*Exercise directions*
Give back each line below verbatim.

═════ Material for this task ═════

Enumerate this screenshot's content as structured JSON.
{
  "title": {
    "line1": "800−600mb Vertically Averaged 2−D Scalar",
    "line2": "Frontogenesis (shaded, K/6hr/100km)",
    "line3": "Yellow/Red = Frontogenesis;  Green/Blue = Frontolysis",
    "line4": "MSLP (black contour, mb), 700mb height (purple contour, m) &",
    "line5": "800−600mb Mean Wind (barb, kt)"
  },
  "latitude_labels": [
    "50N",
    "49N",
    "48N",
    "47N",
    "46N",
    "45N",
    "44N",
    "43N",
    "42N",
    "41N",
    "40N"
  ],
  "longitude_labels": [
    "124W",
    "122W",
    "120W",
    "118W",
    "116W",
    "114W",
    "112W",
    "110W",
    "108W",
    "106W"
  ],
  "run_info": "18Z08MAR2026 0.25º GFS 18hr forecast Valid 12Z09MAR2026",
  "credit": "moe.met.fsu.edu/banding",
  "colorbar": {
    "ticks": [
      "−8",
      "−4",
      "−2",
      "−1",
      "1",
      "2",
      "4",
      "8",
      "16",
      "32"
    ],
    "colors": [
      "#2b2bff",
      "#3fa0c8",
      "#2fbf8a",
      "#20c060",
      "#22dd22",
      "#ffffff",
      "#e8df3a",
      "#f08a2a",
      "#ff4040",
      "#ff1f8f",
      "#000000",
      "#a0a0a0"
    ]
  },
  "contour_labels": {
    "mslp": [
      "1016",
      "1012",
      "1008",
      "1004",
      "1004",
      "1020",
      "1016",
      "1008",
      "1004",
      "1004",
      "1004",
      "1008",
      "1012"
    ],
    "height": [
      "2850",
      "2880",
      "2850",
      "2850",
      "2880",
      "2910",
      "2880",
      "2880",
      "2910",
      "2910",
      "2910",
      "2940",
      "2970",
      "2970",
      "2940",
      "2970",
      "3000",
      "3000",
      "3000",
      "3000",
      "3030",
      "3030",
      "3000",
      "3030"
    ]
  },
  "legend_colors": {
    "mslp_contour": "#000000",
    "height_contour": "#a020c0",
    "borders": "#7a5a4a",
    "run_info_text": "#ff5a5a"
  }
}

═════

*Response*
Enumerate this screenshot's content as structured JSON.
{
  "title": {
    "line1": "800−600mb Vertically Averaged 2−D Scalar",
    "line2": "Frontogenesis (shaded, K/6hr/100km)",
    "line3": "Yellow/Red = Frontogenesis;  Green/Blue = Frontolysis",
    "line4": "MSLP (black contour, mb), 700mb height (purple contour, m) &",
    "line5": "800−600mb Mean Wind (barb, kt)"
  },
  "latitude_labels": [
    "50N",
    "49N",
    "48N",
    "47N",
    "46N",
    "45N",
    "44N",
    "43N",
    "42N",
    "41N",
    "40N"
  ],
  "longitude_labels": [
    "124W",
    "122W",
    "120W",
    "118W",
    "116W",
    "114W",
    "112W",
    "110W",
    "108W",
    "106W"
  ],
  "run_info": "18Z08MAR2026 0.25º GFS 18hr forecast Valid 12Z09MAR2026",
  "credit": "moe.met.fsu.edu/banding",
  "colorbar": {
    "ticks": [
      "−8",
      "−4",
      "−2",
      "−1",
      "1",
      "2",
      "4",
      "8",
      "16",
      "32"
    ],
    "colors": [
      "#2b2bff",
      "#3fa0c8",
      "#2fbf8a",
      "#20c060",
      "#22dd22",
      "#ffffff",
      "#e8df3a",
      "#f08a2a",
      "#ff4040",
      "#ff1f8f",
      "#000000",
      "#a0a0a0"
    ]
  },
  "contour_labels": {
    "mslp": [
      "1016",
      "1012",
      "1008",
      "1004",
      "1004",
      "1020",
      "1016",
      "1008",
      "1004",
      "1004",
      "1004",
      "1008",
      "1012"
    ],
    "height": [
      "2850",
      "2880",
      "2850",
      "2850",
      "2880",
      "2910",
      "2880",
      "2880",
      "2910",
      "2910",
      "2910",
      "2940",
      "2970",
      "2970",
      "2940",
      "2970",
      "3000",
      "3000",
      "3000",
      "3000",
      "3030",
      "3030",
      "3000",
      "3030"
    ]
  },
  "legend_colors": {
    "mslp_contour": "#000000",
    "height_contour": "#a020c0",
    "borders": "#7a5a4a",
    "run_info_text": "#ff5a5a"
  }
}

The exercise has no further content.